• Goal of the exercise
Copy out each line featuring the string "image" from the entries beneath.

---------- Items

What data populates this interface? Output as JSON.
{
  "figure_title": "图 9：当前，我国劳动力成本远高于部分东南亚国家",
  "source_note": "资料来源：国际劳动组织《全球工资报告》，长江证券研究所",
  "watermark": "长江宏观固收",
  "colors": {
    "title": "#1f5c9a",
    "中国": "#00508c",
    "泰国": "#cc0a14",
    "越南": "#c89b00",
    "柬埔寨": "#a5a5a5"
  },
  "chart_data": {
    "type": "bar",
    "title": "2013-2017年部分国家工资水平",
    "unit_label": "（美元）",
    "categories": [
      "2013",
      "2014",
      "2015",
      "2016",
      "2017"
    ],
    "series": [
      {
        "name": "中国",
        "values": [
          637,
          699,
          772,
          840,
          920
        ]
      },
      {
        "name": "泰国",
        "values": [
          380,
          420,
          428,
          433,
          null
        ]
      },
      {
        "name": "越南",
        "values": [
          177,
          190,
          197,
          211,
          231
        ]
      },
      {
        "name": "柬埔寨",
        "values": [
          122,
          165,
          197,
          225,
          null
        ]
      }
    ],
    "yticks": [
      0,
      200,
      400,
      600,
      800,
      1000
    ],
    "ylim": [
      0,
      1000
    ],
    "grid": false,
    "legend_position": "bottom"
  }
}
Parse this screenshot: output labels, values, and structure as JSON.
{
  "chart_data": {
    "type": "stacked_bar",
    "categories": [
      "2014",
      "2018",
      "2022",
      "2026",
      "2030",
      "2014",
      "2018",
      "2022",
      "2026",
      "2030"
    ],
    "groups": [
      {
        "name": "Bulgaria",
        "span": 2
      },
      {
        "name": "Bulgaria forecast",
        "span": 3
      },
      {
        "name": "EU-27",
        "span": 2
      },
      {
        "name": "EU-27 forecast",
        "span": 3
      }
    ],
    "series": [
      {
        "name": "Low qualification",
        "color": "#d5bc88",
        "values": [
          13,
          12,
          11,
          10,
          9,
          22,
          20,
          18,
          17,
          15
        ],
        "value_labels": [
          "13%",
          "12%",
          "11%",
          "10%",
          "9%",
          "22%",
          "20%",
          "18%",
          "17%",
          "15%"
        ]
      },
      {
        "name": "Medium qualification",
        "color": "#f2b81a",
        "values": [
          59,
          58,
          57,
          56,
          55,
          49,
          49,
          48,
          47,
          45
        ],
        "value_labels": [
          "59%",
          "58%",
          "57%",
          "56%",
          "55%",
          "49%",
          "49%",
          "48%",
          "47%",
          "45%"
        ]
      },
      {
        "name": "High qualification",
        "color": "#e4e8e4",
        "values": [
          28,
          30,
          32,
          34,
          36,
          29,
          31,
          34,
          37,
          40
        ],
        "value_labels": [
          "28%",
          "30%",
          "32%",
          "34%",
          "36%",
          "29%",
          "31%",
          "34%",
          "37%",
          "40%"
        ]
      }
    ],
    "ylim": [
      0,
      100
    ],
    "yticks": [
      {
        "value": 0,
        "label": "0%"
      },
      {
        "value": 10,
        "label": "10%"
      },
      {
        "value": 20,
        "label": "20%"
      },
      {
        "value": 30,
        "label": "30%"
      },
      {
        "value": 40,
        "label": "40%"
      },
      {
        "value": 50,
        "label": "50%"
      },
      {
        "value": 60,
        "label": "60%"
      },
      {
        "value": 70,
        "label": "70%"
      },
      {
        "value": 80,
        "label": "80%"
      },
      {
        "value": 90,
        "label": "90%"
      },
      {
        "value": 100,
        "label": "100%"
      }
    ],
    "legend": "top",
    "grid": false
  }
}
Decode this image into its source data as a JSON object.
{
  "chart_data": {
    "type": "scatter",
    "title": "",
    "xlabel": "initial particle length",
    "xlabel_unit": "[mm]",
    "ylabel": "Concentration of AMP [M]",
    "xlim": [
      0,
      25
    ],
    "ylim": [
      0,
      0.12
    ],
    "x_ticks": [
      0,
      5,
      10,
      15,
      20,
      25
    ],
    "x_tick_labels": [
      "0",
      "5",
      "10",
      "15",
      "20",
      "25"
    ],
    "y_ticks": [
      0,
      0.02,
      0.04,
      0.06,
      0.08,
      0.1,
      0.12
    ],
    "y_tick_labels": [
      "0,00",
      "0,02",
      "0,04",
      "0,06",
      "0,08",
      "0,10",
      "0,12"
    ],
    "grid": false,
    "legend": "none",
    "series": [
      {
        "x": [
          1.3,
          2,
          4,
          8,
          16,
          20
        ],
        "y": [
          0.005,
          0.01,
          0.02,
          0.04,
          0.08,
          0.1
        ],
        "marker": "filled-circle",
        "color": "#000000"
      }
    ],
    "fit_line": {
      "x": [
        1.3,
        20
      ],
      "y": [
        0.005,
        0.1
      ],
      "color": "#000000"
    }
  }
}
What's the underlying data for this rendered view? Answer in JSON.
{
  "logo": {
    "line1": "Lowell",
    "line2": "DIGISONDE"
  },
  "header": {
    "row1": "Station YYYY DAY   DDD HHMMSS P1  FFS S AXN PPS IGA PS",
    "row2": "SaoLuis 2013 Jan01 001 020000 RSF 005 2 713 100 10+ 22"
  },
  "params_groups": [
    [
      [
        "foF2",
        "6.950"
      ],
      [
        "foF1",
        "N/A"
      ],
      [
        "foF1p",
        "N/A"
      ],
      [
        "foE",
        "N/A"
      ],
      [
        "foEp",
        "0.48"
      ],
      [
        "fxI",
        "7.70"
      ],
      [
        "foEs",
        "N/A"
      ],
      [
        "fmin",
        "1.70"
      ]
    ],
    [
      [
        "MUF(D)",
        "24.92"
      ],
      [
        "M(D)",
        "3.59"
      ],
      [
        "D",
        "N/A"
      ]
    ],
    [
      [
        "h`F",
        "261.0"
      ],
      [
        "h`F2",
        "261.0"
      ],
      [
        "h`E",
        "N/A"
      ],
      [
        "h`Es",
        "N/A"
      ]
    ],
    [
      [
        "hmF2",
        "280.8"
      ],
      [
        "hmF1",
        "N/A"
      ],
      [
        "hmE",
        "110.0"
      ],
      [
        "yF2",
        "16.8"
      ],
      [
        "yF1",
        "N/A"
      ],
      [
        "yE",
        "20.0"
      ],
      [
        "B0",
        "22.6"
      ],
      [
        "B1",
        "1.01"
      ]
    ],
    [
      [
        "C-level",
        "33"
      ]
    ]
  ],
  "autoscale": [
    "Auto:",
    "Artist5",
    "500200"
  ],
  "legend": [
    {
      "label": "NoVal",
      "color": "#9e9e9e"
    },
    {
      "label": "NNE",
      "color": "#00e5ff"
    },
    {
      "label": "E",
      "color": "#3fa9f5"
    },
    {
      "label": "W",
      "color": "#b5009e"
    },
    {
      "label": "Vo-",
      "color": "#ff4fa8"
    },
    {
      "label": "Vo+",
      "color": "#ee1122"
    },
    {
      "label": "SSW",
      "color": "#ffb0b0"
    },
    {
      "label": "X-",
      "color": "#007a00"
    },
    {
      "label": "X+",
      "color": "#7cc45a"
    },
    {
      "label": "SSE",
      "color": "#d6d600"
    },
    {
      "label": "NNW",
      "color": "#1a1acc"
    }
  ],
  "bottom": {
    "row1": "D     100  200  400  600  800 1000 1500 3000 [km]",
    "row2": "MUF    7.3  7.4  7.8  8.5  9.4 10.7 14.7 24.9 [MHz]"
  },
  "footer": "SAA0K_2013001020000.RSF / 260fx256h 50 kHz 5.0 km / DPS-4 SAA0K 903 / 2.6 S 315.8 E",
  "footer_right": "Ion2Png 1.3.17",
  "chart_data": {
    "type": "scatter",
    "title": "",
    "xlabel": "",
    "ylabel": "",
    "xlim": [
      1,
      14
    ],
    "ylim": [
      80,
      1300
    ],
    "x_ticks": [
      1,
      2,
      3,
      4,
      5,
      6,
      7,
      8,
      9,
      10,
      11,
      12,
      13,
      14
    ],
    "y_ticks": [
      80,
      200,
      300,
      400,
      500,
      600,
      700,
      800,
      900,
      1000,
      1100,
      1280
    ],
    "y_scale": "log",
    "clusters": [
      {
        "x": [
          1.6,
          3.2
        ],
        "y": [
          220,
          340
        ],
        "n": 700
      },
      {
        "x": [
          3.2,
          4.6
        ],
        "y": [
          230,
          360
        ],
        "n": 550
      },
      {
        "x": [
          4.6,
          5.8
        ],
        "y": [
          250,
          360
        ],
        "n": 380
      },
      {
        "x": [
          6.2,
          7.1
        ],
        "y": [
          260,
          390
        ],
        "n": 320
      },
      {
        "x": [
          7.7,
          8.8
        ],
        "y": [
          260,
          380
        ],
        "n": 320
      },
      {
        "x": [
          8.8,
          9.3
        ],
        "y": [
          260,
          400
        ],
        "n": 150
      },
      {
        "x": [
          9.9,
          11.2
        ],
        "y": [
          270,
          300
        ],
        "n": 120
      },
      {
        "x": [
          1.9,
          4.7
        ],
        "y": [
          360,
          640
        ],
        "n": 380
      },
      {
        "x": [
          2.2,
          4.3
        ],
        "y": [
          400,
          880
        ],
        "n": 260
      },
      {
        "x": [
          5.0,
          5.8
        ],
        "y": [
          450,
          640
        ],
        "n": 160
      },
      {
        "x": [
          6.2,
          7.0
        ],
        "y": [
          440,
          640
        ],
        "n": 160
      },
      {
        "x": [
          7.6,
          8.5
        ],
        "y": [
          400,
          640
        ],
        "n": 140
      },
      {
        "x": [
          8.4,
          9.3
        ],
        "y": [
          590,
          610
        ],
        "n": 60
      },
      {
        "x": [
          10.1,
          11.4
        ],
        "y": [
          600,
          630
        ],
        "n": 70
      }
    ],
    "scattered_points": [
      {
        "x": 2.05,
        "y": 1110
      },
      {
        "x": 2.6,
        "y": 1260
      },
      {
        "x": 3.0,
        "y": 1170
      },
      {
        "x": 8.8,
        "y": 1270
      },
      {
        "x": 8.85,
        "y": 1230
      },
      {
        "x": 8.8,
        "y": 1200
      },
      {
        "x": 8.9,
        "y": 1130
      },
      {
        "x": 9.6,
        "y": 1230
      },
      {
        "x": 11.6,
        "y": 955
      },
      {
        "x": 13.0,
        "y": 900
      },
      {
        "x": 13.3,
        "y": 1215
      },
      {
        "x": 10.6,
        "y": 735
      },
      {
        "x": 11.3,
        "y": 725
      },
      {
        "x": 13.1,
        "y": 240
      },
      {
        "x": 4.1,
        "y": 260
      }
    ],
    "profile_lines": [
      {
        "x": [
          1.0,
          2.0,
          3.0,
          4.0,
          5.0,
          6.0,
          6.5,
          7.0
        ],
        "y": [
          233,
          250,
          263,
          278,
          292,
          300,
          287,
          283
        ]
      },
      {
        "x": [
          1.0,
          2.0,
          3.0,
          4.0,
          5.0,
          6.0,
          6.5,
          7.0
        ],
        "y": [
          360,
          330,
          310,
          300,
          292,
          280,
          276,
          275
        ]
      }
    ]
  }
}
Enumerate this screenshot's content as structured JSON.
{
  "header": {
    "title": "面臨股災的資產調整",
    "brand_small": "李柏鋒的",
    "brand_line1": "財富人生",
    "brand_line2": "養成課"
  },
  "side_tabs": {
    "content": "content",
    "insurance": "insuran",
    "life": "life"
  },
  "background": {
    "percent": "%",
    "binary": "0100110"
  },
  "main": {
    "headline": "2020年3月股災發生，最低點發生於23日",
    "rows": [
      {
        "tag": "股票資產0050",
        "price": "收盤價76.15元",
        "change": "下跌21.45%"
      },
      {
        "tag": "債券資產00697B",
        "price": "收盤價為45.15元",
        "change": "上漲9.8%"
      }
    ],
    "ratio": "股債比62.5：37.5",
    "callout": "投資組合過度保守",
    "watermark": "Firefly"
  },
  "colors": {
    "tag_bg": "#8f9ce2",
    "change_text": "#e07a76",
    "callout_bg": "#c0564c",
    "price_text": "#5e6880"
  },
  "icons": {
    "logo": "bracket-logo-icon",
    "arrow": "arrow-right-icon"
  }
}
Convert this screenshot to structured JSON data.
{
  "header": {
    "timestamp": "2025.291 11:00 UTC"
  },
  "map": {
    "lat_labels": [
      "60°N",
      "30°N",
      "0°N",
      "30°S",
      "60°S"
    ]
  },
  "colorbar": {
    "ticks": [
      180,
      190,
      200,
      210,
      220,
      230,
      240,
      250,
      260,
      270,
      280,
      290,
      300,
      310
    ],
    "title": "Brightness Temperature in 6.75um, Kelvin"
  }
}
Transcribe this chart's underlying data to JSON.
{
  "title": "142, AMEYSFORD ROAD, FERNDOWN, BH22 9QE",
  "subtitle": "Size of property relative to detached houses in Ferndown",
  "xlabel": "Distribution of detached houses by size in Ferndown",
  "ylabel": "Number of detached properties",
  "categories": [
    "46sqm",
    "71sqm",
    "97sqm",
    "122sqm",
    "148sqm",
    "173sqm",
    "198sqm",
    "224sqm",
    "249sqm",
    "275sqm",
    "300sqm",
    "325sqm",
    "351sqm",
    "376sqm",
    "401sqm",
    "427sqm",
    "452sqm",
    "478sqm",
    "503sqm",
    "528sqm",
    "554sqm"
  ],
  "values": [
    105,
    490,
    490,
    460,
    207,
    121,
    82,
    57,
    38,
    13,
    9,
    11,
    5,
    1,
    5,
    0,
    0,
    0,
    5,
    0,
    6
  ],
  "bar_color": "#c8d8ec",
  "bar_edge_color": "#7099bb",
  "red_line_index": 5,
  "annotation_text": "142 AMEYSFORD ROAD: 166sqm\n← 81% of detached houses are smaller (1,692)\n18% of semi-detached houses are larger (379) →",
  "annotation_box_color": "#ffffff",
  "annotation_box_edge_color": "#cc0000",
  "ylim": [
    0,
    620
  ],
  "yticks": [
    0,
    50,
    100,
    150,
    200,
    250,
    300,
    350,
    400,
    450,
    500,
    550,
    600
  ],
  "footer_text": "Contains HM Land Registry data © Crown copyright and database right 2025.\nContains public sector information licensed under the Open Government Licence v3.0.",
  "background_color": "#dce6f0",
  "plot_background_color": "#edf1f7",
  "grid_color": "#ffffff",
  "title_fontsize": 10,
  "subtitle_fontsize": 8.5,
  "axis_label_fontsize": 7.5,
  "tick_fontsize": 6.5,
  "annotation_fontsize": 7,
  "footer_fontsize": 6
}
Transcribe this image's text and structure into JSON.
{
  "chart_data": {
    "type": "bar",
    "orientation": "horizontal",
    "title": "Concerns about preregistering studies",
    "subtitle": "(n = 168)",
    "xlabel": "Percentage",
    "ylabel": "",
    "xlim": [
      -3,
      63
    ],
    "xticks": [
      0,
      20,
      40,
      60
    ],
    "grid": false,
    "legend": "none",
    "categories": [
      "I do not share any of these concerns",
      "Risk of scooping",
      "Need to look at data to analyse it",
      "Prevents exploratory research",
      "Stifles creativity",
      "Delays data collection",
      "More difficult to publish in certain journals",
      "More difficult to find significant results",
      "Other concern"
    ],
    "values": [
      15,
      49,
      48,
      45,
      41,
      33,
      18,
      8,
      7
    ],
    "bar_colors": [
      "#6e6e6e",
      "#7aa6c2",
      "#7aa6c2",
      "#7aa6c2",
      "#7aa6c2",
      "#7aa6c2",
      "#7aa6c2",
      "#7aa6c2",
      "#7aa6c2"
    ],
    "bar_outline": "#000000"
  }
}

--------------------

• Correct answer
Decode this image into its source data as a JSON object.
Transcribe this image's text and structure into JSON.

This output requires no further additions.